▶ [EXERCISE DATA]:
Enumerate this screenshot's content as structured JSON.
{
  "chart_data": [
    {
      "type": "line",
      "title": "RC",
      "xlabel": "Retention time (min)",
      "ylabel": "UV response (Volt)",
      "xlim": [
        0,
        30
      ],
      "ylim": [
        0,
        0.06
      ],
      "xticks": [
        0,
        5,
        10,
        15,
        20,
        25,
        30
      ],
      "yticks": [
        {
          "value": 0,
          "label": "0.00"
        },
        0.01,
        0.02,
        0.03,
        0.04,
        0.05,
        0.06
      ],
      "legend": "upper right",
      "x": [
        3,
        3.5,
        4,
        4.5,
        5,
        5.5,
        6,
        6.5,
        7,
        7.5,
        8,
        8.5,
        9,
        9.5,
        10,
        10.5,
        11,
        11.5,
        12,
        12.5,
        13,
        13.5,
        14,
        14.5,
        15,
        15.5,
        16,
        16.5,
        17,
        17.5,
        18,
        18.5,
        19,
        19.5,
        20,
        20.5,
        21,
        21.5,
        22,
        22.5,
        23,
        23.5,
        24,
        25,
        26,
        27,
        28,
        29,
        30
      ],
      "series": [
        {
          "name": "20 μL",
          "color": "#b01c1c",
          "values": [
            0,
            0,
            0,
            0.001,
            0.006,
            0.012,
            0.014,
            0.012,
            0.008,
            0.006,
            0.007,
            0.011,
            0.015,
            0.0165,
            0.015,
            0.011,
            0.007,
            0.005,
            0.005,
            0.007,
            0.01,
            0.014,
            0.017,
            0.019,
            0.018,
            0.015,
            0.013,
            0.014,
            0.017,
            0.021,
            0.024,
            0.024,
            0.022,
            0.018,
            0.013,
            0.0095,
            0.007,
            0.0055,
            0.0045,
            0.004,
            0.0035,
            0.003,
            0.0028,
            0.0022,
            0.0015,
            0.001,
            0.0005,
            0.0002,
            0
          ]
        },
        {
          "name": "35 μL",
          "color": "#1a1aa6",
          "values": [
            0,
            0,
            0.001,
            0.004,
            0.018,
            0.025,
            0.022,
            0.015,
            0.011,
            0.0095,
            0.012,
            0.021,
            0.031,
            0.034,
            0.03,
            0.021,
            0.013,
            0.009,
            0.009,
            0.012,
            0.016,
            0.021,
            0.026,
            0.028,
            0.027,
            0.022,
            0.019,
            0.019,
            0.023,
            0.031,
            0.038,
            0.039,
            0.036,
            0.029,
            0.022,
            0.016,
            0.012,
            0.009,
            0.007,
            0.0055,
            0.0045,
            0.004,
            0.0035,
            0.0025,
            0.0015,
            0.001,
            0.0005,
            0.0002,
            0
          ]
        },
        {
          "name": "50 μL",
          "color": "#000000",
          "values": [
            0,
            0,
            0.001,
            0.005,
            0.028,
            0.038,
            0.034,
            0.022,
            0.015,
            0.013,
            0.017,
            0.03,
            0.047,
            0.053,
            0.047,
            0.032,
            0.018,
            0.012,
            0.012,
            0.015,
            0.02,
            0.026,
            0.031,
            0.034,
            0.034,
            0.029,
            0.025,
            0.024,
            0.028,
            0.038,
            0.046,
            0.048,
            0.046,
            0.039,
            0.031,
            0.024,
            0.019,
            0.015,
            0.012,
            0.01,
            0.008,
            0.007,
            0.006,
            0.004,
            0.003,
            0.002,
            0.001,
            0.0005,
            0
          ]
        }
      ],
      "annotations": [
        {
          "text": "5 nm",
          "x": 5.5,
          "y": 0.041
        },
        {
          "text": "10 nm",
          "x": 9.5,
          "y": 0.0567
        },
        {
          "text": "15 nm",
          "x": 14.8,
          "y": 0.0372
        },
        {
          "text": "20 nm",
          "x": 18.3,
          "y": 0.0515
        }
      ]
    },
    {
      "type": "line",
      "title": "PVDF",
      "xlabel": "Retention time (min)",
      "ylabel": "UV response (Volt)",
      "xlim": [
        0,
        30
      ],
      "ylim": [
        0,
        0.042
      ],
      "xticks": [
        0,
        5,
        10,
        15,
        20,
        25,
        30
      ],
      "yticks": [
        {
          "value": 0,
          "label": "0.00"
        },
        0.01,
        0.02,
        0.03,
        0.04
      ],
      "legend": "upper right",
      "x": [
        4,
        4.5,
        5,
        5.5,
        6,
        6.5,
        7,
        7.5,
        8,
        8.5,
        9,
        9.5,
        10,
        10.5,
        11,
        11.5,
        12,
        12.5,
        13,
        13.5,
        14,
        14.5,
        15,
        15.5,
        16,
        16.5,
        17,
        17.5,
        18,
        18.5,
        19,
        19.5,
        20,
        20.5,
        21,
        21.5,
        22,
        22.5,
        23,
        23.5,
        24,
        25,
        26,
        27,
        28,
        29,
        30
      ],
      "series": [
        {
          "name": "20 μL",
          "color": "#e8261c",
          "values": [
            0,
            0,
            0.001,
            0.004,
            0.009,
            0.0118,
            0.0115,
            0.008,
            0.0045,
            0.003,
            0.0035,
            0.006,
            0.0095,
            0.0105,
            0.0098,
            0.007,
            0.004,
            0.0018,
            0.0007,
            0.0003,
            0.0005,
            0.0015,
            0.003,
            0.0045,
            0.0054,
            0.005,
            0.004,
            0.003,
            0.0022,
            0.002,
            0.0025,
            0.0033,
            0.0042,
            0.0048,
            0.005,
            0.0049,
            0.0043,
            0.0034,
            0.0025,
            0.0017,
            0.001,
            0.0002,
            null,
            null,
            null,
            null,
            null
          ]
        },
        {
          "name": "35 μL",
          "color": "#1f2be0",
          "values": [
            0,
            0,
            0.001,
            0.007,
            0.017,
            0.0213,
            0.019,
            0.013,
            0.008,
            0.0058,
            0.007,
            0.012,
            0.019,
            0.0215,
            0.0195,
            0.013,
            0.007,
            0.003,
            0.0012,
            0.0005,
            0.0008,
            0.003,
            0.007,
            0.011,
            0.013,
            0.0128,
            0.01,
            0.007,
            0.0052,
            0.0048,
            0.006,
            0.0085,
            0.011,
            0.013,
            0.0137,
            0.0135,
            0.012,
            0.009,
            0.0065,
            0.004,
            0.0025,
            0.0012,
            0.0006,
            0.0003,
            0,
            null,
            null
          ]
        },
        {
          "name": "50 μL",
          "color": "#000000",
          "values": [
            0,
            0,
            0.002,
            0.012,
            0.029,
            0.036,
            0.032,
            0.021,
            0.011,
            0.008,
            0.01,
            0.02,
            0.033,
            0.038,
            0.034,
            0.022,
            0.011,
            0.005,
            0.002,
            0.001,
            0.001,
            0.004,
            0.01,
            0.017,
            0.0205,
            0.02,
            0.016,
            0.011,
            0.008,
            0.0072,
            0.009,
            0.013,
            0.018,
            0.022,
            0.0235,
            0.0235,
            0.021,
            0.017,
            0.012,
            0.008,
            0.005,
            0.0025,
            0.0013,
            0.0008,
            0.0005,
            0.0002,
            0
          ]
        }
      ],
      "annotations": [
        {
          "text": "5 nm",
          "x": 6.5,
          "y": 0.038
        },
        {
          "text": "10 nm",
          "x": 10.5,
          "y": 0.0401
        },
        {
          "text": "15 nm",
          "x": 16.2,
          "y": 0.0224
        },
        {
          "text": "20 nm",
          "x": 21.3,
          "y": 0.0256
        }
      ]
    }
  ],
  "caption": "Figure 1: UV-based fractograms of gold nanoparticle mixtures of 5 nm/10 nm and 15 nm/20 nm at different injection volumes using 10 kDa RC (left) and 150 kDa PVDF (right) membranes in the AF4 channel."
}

▶ [THE REQUEST]: Look through the material and copy each line that has "color".

▶ [CORRECT ANSWER]:
          "color": "#b01c1c",
          "color": "#1a1aa6",
          "color": "#000000",
          "color": "#e8261c",
          "color": "#1f2be0",
          "color": "#000000",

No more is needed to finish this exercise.